• _Set problem_: Return the items unchanged, from the first one through the line that contains "509, 699, 519]", including both.
# START OF Given data
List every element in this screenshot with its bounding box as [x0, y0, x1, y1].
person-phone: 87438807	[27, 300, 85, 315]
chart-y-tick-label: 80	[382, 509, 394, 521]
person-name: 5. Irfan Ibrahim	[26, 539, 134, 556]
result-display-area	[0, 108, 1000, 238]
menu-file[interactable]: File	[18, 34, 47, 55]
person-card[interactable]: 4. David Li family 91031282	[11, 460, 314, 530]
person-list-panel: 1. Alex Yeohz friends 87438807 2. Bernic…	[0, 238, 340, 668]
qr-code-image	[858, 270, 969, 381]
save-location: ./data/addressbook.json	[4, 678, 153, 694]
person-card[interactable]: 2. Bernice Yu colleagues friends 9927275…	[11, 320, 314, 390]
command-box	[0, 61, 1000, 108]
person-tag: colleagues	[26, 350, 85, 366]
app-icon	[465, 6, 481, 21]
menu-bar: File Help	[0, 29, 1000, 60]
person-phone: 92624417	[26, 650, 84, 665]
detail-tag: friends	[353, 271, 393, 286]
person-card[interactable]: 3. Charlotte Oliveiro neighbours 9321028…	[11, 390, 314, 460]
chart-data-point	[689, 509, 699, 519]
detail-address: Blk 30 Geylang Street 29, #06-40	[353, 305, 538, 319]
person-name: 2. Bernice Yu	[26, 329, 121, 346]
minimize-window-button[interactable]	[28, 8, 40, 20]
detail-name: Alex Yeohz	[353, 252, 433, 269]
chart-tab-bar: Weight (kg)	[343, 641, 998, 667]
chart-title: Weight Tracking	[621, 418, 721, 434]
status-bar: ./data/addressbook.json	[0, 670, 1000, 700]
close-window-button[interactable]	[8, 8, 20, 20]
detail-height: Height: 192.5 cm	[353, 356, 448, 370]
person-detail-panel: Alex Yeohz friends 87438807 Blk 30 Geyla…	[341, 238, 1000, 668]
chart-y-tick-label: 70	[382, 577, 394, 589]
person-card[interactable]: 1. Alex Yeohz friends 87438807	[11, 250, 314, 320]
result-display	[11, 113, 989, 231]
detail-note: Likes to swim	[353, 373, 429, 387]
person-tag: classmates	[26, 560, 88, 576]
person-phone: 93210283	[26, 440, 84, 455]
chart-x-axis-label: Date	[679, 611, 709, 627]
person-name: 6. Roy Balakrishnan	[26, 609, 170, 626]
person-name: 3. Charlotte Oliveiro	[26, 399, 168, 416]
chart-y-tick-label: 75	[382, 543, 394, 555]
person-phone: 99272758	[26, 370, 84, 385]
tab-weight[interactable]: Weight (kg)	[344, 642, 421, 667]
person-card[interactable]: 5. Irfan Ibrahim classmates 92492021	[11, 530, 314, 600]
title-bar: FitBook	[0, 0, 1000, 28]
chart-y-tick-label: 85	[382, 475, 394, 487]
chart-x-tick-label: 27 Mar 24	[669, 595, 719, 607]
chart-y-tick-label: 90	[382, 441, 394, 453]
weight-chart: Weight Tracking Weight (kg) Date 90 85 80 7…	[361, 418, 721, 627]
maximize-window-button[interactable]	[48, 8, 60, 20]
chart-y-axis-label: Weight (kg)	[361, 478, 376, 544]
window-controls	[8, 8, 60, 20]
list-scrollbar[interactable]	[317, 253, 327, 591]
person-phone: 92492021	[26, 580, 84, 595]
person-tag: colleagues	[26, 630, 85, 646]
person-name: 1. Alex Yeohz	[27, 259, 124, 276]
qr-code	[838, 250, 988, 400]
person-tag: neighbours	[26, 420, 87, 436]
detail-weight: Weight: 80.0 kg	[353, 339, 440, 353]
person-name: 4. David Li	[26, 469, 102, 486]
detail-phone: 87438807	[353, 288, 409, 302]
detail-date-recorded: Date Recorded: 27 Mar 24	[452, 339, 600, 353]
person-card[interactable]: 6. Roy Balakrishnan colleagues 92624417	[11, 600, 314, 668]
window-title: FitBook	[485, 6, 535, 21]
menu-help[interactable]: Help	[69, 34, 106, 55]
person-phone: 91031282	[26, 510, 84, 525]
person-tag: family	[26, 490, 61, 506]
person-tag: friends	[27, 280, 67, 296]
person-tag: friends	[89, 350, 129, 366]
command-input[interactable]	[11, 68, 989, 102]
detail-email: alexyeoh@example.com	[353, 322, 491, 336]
# END OF Given data
• _Response_:
List every element in this screenshot with its bounding box as [x0, y0, x1, y1].
person-phone: 87438807	[27, 300, 85, 315]
chart-y-tick-label: 80	[382, 509, 394, 521]
person-name: 5. Irfan Ibrahim	[26, 539, 134, 556]
result-display-area	[0, 108, 1000, 238]
menu-file[interactable]: File	[18, 34, 47, 55]
person-card[interactable]: 4. David Li family 91031282	[11, 460, 314, 530]
person-list-panel: 1. Alex Yeohz friends 87438807 2. Bernic…	[0, 238, 340, 668]
qr-code-image	[858, 270, 969, 381]
save-location: ./data/addressbook.json	[4, 678, 153, 694]
person-card[interactable]: 2. Bernice Yu colleagues friends 9927275…	[11, 320, 314, 390]
command-box	[0, 61, 1000, 108]
person-tag: colleagues	[26, 350, 85, 366]
app-icon	[465, 6, 481, 21]
menu-bar: File Help	[0, 29, 1000, 60]
person-phone: 92624417	[26, 650, 84, 665]
detail-tag: friends	[353, 271, 393, 286]
person-card[interactable]: 3. Charlotte Oliveiro neighbours 9321028…	[11, 390, 314, 460]
chart-data-point	[689, 509, 699, 519]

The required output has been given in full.